------ Data extract
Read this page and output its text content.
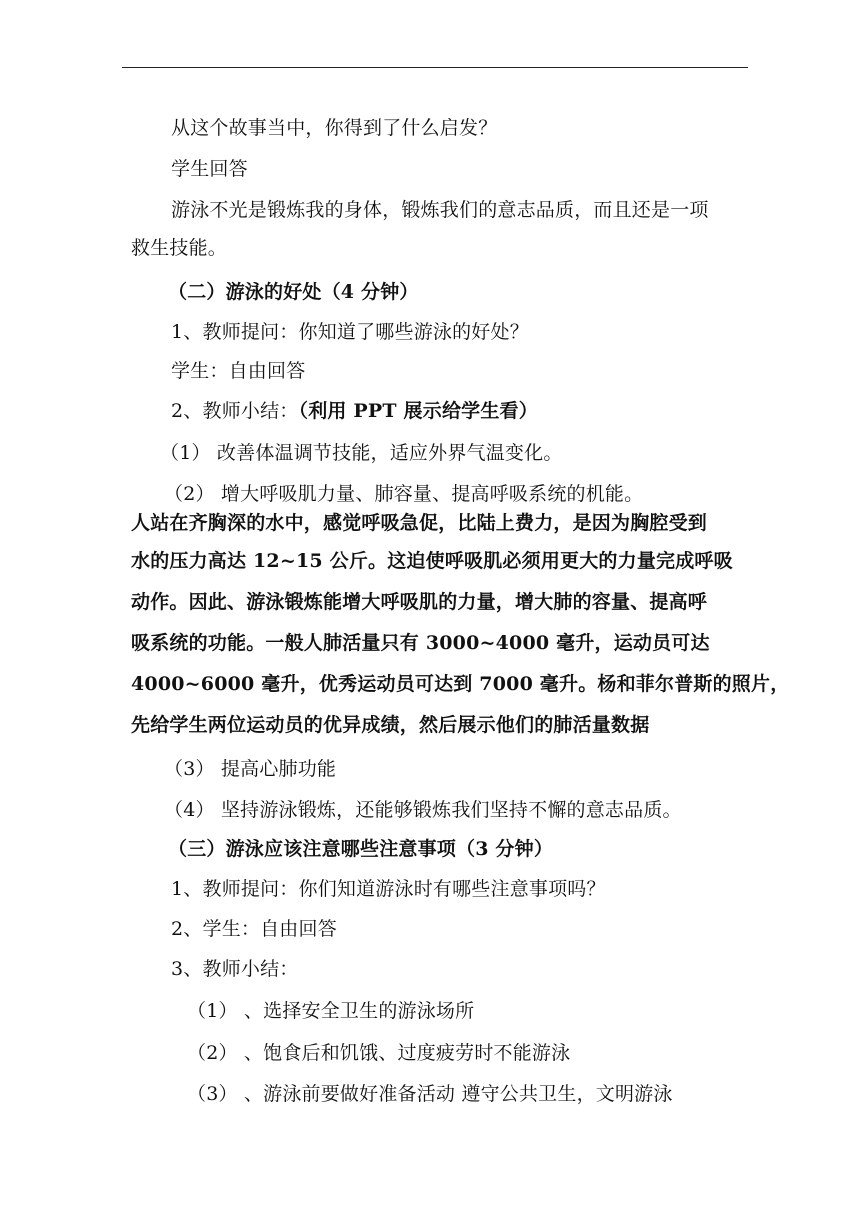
从这个故事当中，你得到了什么启发？
学生回答
游泳不光是锻炼我的身体，锻炼我们的意志品质，而且还是一项
救生技能。
（二）游泳的好处（4 分钟）
1、教师提问：你知道了哪些游泳的好处？
学生：自由回答
2、教师小结：（利用 PPT 展示给学生看）
（1） 改善体温调节技能，适应外界气温变化。
（2） 增大呼吸肌力量、肺容量、提高呼吸系统的机能。
人站在齐胸深的水中，感觉呼吸急促，比陆上费力，是因为胸腔受到
水的压力高达 12~15 公斤。这迫使呼吸肌必须用更大的力量完成呼吸
动作。因此、游泳锻炼能增大呼吸肌的力量，增大肺的容量、提高呼
吸系统的功能。一般人肺活量只有 3000~4000 毫升，运动员可达
4000~6000 毫升，优秀运动员可达到 7000 毫升。杨和菲尔普斯的照片，
先给学生两位运动员的优异成绩，然后展示他们的肺活量数据
（3） 提高心肺功能
（4） 坚持游泳锻炼，还能够锻炼我们坚持不懈的意志品质。
（三）游泳应该注意哪些注意事项（3 分钟）
1、教师提问：你们知道游泳时有哪些注意事项吗？
2、学生：自由回答
3、教师小结：
（1） 、选择安全卫生的游泳场所
（2） 、饱食后和饥饿、过度疲劳时不能游泳
（3） 、游泳前要做好准备活动 遵守公共卫生，文明游泳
------------
Exercise directions: Gather up every line in the data above that contains the word "教师提问", copying each one.

Result for this exercise:
1、教师提问：你知道了哪些游泳的好处？
1、教师提问：你们知道游泳时有哪些注意事项吗？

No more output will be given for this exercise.